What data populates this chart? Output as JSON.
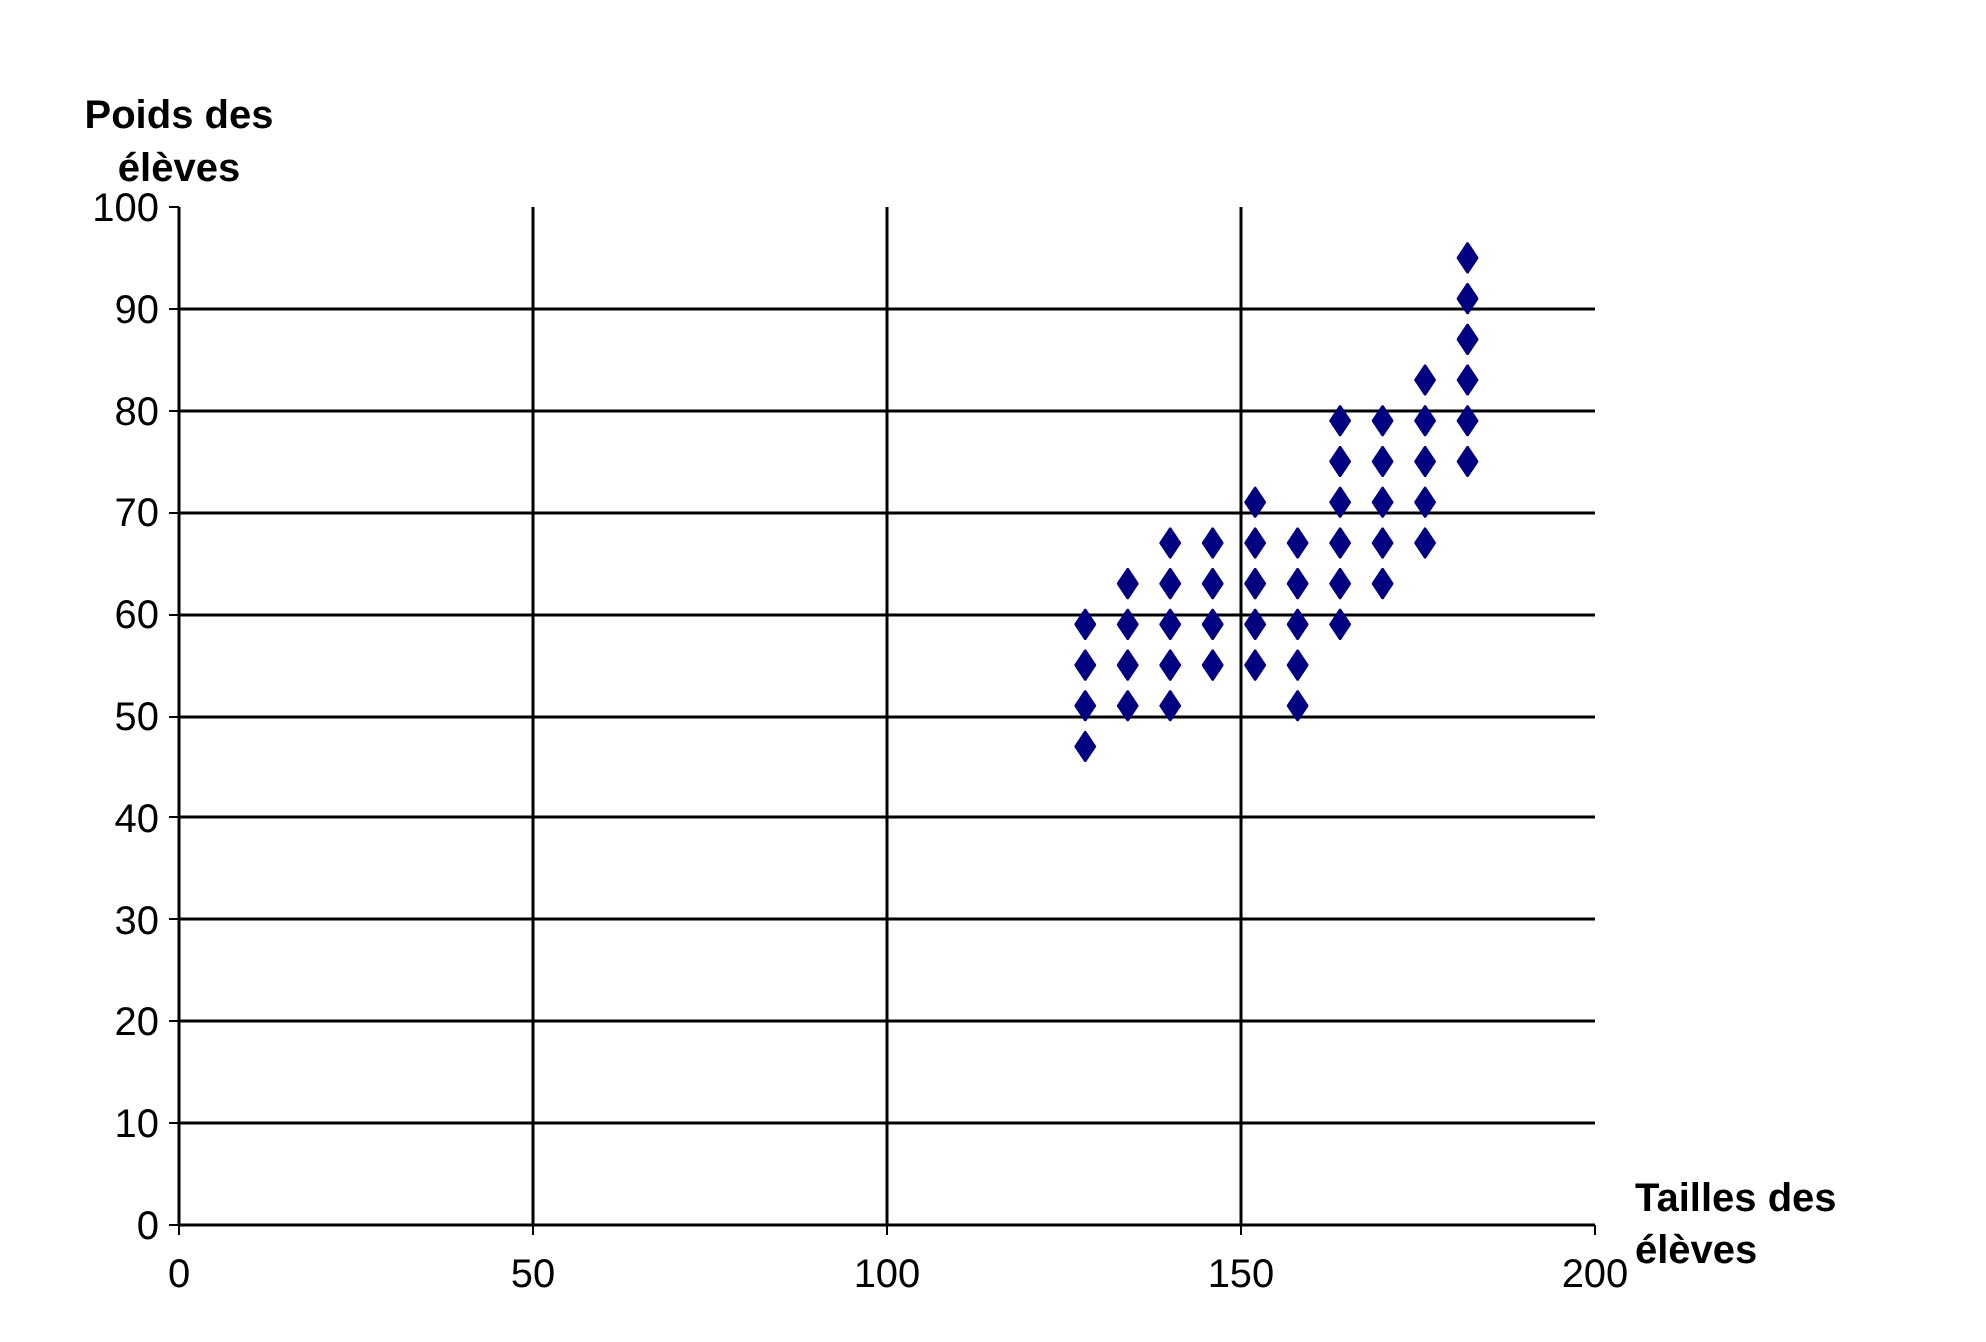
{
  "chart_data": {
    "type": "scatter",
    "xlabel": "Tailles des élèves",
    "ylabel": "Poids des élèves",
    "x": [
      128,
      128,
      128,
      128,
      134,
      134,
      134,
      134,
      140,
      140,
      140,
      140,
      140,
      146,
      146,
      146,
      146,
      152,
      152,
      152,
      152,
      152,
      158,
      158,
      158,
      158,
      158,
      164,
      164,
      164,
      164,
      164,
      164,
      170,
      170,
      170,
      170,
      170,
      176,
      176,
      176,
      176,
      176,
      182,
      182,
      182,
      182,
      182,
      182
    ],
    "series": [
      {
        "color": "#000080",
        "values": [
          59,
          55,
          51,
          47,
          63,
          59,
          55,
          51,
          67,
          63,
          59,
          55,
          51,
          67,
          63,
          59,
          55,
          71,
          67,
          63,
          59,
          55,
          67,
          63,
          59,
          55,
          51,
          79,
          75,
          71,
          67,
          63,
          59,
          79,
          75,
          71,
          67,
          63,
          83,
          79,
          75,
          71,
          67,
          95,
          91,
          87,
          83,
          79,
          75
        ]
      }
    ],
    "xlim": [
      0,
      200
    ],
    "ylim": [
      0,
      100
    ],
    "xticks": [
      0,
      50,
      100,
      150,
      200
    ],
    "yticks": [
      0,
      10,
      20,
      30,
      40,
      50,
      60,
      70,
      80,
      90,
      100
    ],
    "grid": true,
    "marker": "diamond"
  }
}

----------

### REQUIRED WORK
Count every line above that holds the word "élèves", and state the number and nothing more.

### COMPLETE OUTPUT
2